GIVEN INSTRUCTION: Return an exact copy of the lines from the one holding "Give me a plain-text" to the end of the data, including both the starting and final lines. Leave the pictures out.

◆ ◆ ◆

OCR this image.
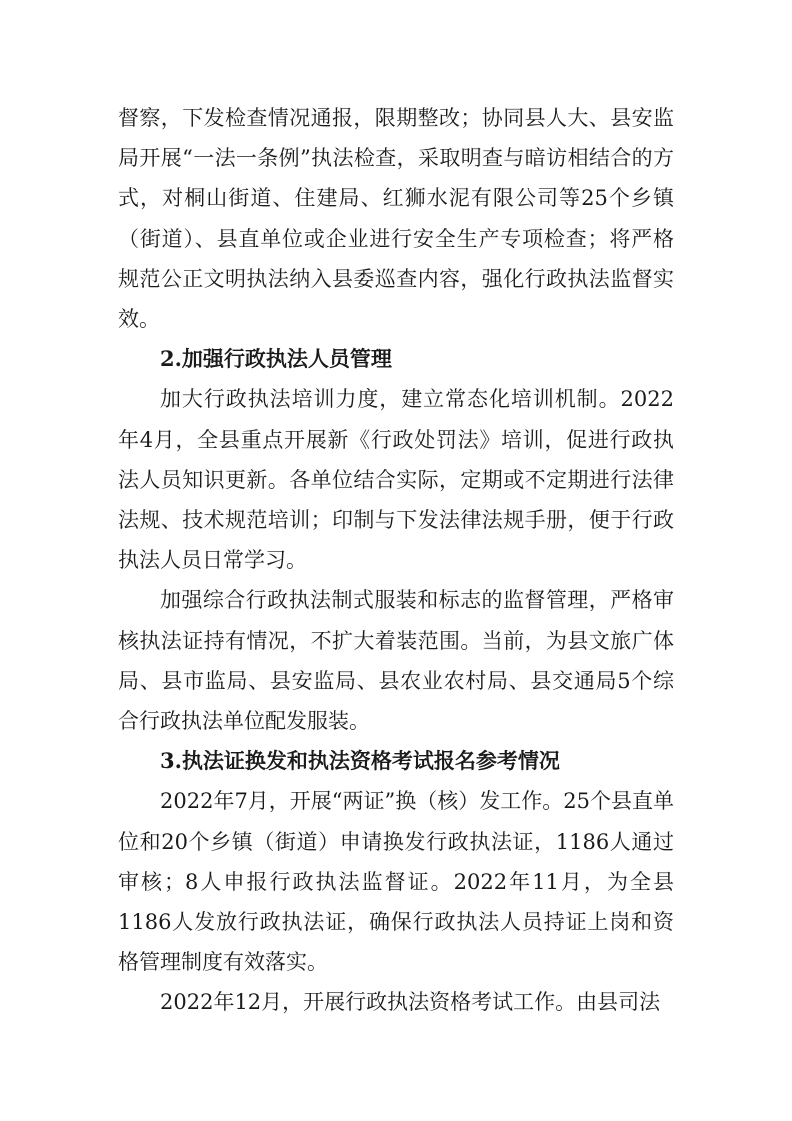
督察，下发检查情况通报，限期整改；协同县人大、县安监局开展“一法一条例”执法检查，采取明查与暗访相结合的方式，对桐山街道、住建局、红狮水泥有限公司等25个乡镇（街道）、县直单位或企业进行安全生产专项检查；将严格规范公正文明执法纳入县委巡查内容，强化行政执法监督实效。

2.加强行政执法人员管理

加大行政执法培训力度，建立常态化培训机制。2022年4月，全县重点开展新《行政处罚法》培训，促进行政执法人员知识更新。各单位结合实际，定期或不定期进行法律法规、技术规范培训；印制与下发法律法规手册，便于行政执法人员日常学习。

加强综合行政执法制式服装和标志的监督管理，严格审核执法证持有情况，不扩大着装范围。当前，为县文旅广体局、县市监局、县安监局、县农业农村局、县交通局5个综合行政执法单位配发服装。

3.执法证换发和执法资格考试报名参考情况

2022年7月，开展“两证”换（核）发工作。25个县直单位和20个乡镇（街道）申请换发行政执法证，1186人通过审核；8人申报行政执法监督证。2022年11月，为全县1186人发放行政执法证，确保行政执法人员持证上岗和资格管理制度有效落实。

2022年12月，开展行政执法资格考试工作。由县司法
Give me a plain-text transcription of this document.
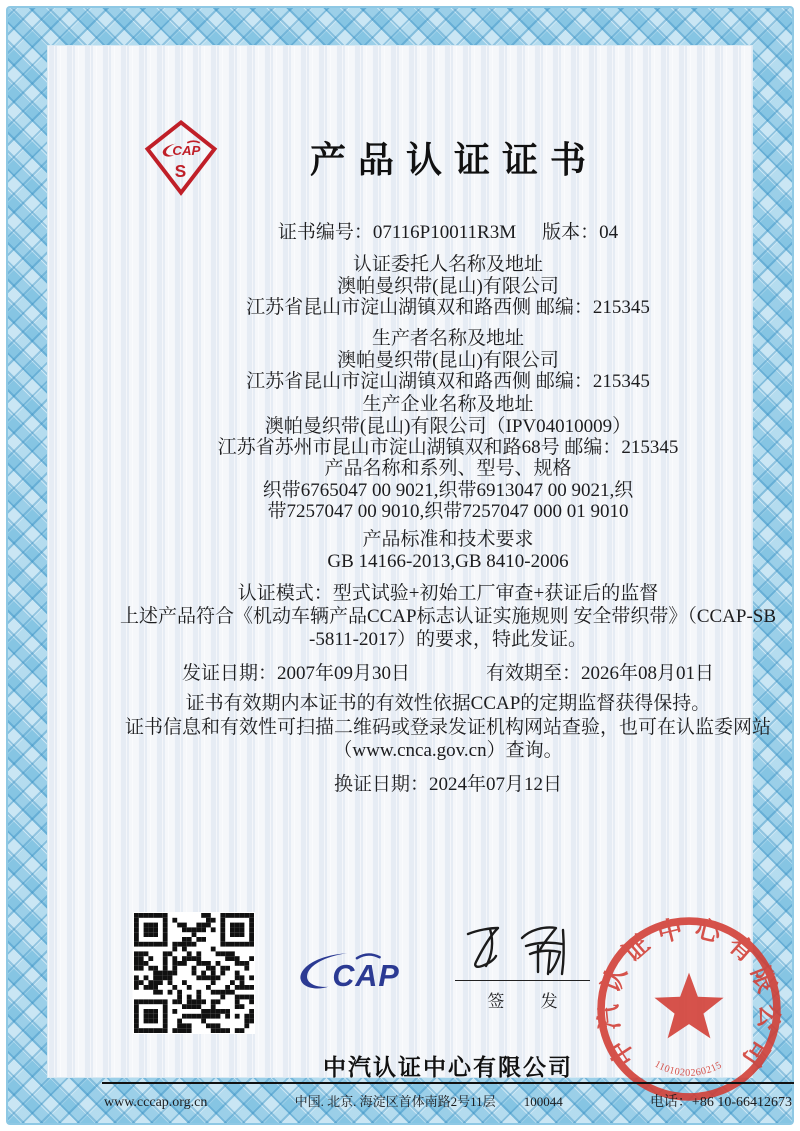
CAP
S	产品认证证书
证书编号：07116P10011R3M 版本：04
认证委托人名称及地址
澳帕曼织带(昆山)有限公司
江苏省昆山市淀山湖镇双和路西侧 邮编：215345
生产者名称及地址
澳帕曼织带(昆山)有限公司
江苏省昆山市淀山湖镇双和路西侧 邮编：215345
生产企业名称及地址
澳帕曼织带(昆山)有限公司（IPV04010009）
江苏省苏州市昆山市淀山湖镇双和路68号 邮编：215345
产品名称和系列、型号、规格
织带6765047 00 9021,织带6913047 00 9021,织
带7257047 00 9010,织带7257047 000 01 9010
产品标准和技术要求
GB 14166-2013,GB 8410-2006
认证模式：型式试验+初始工厂审查+获证后的监督
上述产品符合《机动车辆产品CCAP标志认证实施规则 安全带织带》（CCAP-SB
-5811-2017）的要求，特此发证。
发证日期：2007年09月30日	有效期至：2026年08月01日
证书有效期内本证书的有效性依据CCAP的定期监督获得保持。
证书信息和有效性可扫描二维码或登录发证机构网站查验，也可在认监委网站
（www.cnca.gov.cn）查询。
换证日期：2024年07月12日
CAP
签 发
中汽认证中心有限公司
1101020260215
中汽认证中心有限公司
www.cccap.org.cn	中国. 北京. 海淀区首体南路2号11层 100044	电话：+86 10-66412673
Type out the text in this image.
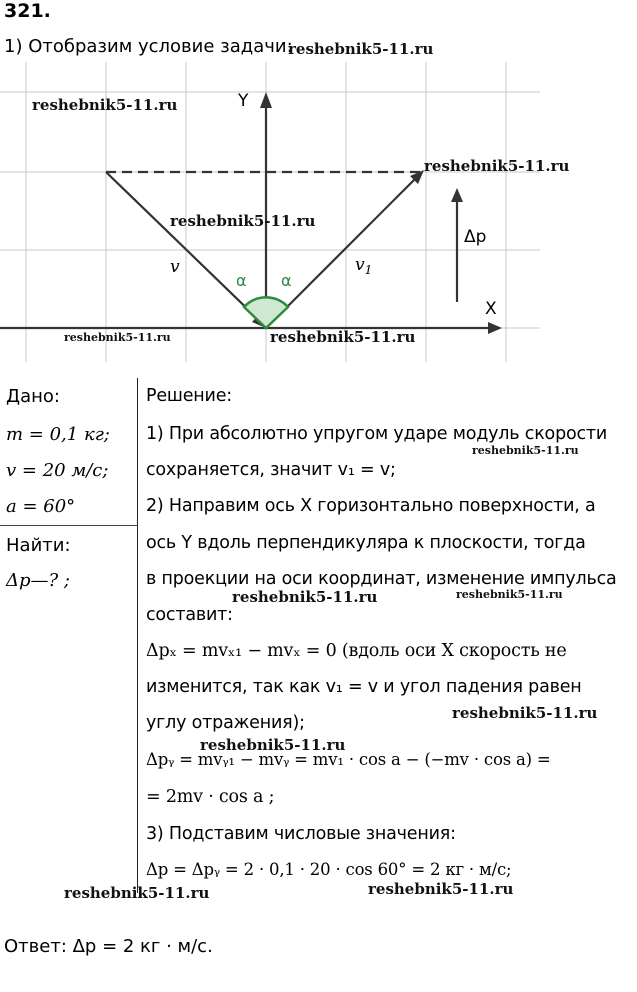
321.
1) Отобразим условие задачи:
Y
X
v	$v_1$
α α
Δp
Дано:
m = 0,1 кг;
v = 20 м/с;
a = 60°
Найти:
Δp—? ;
Решение:
1) При абсолютно упругом ударе модуль скорости
сохраняется, значит v₁ = v;
2) Направим ось X горизонтально поверхности, а
ось Y вдоль перпендикуляра к плоскости, тогда
в проекции на оси координат, изменение импульса
составит:
Δpₓ = mvₓ₁ − mvₓ = 0 (вдоль оси X скорость не
изменится, так как v₁ = v и угол падения равен
углу отражения);
Δpᵧ = mvᵧ₁ − mvᵧ = mv₁ · cos a − (−mv · cos a) =
= 2mv · cos a ;
3) Подставим числовые значения:
Δp = Δpᵧ = 2 · 0,1 · 20 · cos 60° = 2 кг · м/с;
Ответ: Δp = 2 кг · м/с.
reshebnik5-11.ru
reshebnik5-11.ru
reshebnik5-11.ru
reshebnik5-11.ru
reshebnik5-11.ru	reshebnik5-11.ru
reshebnik5-11.ru
reshebnik5-11.ru	reshebnik5-11.ru
reshebnik5-11.ru
reshebnik5-11.ru
reshebnik5-11.ru	reshebnik5-11.ru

◆ ◆ ◆

FULL ANSWER:
Give me a plain-text transcription of this document.
CAP
S	产品认证证书
证书编号：07116P10011R3M 版本：04
认证委托人名称及地址
澳帕曼织带(昆山)有限公司
江苏省昆山市淀山湖镇双和路西侧 邮编：215345
生产者名称及地址
澳帕曼织带(昆山)有限公司
江苏省昆山市淀山湖镇双和路西侧 邮编：215345
生产企业名称及地址
澳帕曼织带(昆山)有限公司（IPV04010009）
江苏省苏州市昆山市淀山湖镇双和路68号 邮编：215345
产品名称和系列、型号、规格
织带6765047 00 9021,织带6913047 00 9021,织
带7257047 00 9010,织带7257047 000 01 9010
产品标准和技术要求
GB 14166-2013,GB 8410-2006
认证模式：型式试验+初始工厂审查+获证后的监督
上述产品符合《机动车辆产品CCAP标志认证实施规则 安全带织带》（CCAP-SB
-5811-2017）的要求，特此发证。
发证日期：2007年09月30日	有效期至：2026年08月01日
证书有效期内本证书的有效性依据CCAP的定期监督获得保持。
证书信息和有效性可扫描二维码或登录发证机构网站查验，也可在认监委网站
（www.cnca.gov.cn）查询。
换证日期：2024年07月12日
CAP
签 发
中汽认证中心有限公司
1101020260215
中汽认证中心有限公司
www.cccap.org.cn	中国. 北京. 海淀区首体南路2号11层 100044	电话：+86 10-66412673
Type out the text in this image.
321.
1) Отобразим условие задачи:
Y
X
v	$v_1$
α α
Δp
Дано:
m = 0,1 кг;
v = 20 м/с;
a = 60°
Найти:
Δp—? ;
Решение:
1) При абсолютно упругом ударе модуль скорости
сохраняется, значит v₁ = v;
2) Направим ось X горизонтально поверхности, а
ось Y вдоль перпендикуляра к плоскости, тогда
в проекции на оси координат, изменение импульса
составит:
Δpₓ = mvₓ₁ − mvₓ = 0 (вдоль оси X скорость не
изменится, так как v₁ = v и угол падения равен
углу отражения);
Δpᵧ = mvᵧ₁ − mvᵧ = mv₁ · cos a − (−mv · cos a) =
= 2mv · cos a ;
3) Подставим числовые значения:
Δp = Δpᵧ = 2 · 0,1 · 20 · cos 60° = 2 кг · м/с;
Ответ: Δp = 2 кг · м/с.
reshebnik5-11.ru
reshebnik5-11.ru
reshebnik5-11.ru
reshebnik5-11.ru
reshebnik5-11.ru	reshebnik5-11.ru
reshebnik5-11.ru
reshebnik5-11.ru	reshebnik5-11.ru
reshebnik5-11.ru
reshebnik5-11.ru
reshebnik5-11.ru	reshebnik5-11.ru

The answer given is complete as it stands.